DOCUMENT -
Is College Remediation a Barrier or a Boost?
Evidence from Tennessee
Angela Boatman discussed this article with Editor-in-chief Marty West on the EdNext Podcast.
For millions of students at American colleges, freshman year starts off with an unpleasant surprise: despite graduating high school, students find themselves assigned to remedial classes in math or English, which they must pay for and pass before being allowed into college-level courses. Given that many of these students never complete a certificate or degree, advocates have begun to refer to remediation as a “bridge to nowhere.” Thus, policymakers looking to increase postsecondary enrollment and completion have put their focus on lessening the delays created by remedial course requirements.
The problem is especially acute in Tennessee, where in 2013, only one in three adults had more than a high-school diploma and two in three incoming college freshmen at local community colleges were placed in remedial classes. That year, the state launched the “Drive to 55” initiative, with the goal of increasing the number of adults with postsecondary credentials to 55 percent by 2025. It is a priority widely shared by policymakers across the country, with 41 other states working toward similarly ambitious graduation goals.

PROVIDED RECORDS -

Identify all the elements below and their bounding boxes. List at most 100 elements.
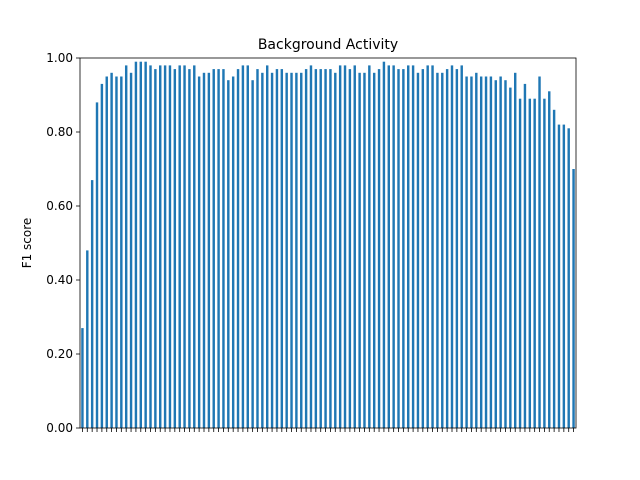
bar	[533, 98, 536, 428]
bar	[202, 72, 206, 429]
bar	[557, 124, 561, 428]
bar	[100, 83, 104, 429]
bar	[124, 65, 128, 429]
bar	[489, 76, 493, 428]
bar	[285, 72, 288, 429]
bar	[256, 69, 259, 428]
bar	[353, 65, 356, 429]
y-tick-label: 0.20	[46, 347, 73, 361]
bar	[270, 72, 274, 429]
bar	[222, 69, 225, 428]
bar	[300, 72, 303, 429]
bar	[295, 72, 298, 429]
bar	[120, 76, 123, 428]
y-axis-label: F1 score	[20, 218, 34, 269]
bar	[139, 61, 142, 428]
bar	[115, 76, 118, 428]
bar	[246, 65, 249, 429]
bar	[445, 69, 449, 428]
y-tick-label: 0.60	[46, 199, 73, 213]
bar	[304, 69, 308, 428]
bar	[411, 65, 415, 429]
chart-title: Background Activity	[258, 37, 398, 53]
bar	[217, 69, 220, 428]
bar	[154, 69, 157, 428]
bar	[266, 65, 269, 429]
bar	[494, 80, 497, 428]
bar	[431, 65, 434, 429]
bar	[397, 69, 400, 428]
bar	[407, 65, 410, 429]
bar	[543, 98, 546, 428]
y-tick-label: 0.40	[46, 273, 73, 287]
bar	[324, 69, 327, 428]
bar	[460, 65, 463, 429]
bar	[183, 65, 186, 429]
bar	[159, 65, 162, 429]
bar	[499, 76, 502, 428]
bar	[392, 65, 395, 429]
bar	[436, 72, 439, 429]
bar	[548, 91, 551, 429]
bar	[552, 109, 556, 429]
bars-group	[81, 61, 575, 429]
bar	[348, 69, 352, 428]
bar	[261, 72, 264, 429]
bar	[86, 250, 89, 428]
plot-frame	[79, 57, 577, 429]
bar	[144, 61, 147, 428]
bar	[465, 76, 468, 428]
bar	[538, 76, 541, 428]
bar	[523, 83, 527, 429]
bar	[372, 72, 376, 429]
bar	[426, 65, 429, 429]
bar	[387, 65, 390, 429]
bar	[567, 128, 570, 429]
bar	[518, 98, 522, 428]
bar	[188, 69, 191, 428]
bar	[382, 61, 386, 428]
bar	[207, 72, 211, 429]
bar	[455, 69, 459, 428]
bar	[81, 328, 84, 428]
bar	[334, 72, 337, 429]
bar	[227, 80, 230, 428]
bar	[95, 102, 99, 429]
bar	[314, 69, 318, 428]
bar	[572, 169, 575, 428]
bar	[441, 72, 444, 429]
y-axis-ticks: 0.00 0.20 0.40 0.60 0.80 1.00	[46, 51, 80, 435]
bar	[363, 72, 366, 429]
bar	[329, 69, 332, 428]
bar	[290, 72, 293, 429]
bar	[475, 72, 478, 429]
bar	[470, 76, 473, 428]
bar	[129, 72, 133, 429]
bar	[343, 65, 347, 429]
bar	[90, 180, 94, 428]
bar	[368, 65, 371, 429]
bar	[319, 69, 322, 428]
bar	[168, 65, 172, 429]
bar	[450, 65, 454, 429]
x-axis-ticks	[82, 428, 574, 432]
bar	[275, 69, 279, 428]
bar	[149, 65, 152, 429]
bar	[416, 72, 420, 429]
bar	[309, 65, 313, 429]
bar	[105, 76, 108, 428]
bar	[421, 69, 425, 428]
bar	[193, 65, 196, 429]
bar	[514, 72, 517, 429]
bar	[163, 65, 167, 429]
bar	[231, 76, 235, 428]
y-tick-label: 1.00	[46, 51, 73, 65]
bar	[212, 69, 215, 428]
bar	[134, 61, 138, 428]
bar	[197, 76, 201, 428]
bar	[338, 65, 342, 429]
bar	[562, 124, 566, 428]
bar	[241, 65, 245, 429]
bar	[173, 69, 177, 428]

PROBLEM 1 -
Using the article on college remediation, answer these:
(a) What phrase have advocates begun to use for remediation?
(b) In 2013, what share of incoming freshmen at Tennessee community colleges were placed in remedial classes?
(c) How many other states are working toward similarly ambitious graduation goals?
PROBLEM 2 - Convert the records from the line with "98, 536, 428]" to the line with "69, 449, 428]" into a numbered list, leaving out blank lines.

FULL ANSWER 1 -
(a) A "bridge to nowhere."
(b) Two in three.
(c) 41.

FULL ANSWER 2 -
1. bar	[533, 98, 536, 428]
2. bar	[202, 72, 206, 429]
3. bar	[557, 124, 561, 428]
4. bar	[100, 83, 104, 429]
5. bar	[124, 65, 128, 429]
6. bar	[489, 76, 493, 428]
7. bar	[285, 72, 288, 429]
8. bar	[256, 69, 259, 428]
9. bar	[353, 65, 356, 429]
10. y-tick-label: 0.20	[46, 347, 73, 361]
11. bar	[270, 72, 274, 429]
12. bar	[222, 69, 225, 428]
13. bar	[300, 72, 303, 429]
14. bar	[295, 72, 298, 429]
15. bar	[120, 76, 123, 428]
16. y-axis-label: F1 score	[20, 218, 34, 269]
17. bar	[139, 61, 142, 428]
18. bar	[115, 76, 118, 428]
19. bar	[246, 65, 249, 429]
20. bar	[445, 69, 449, 428]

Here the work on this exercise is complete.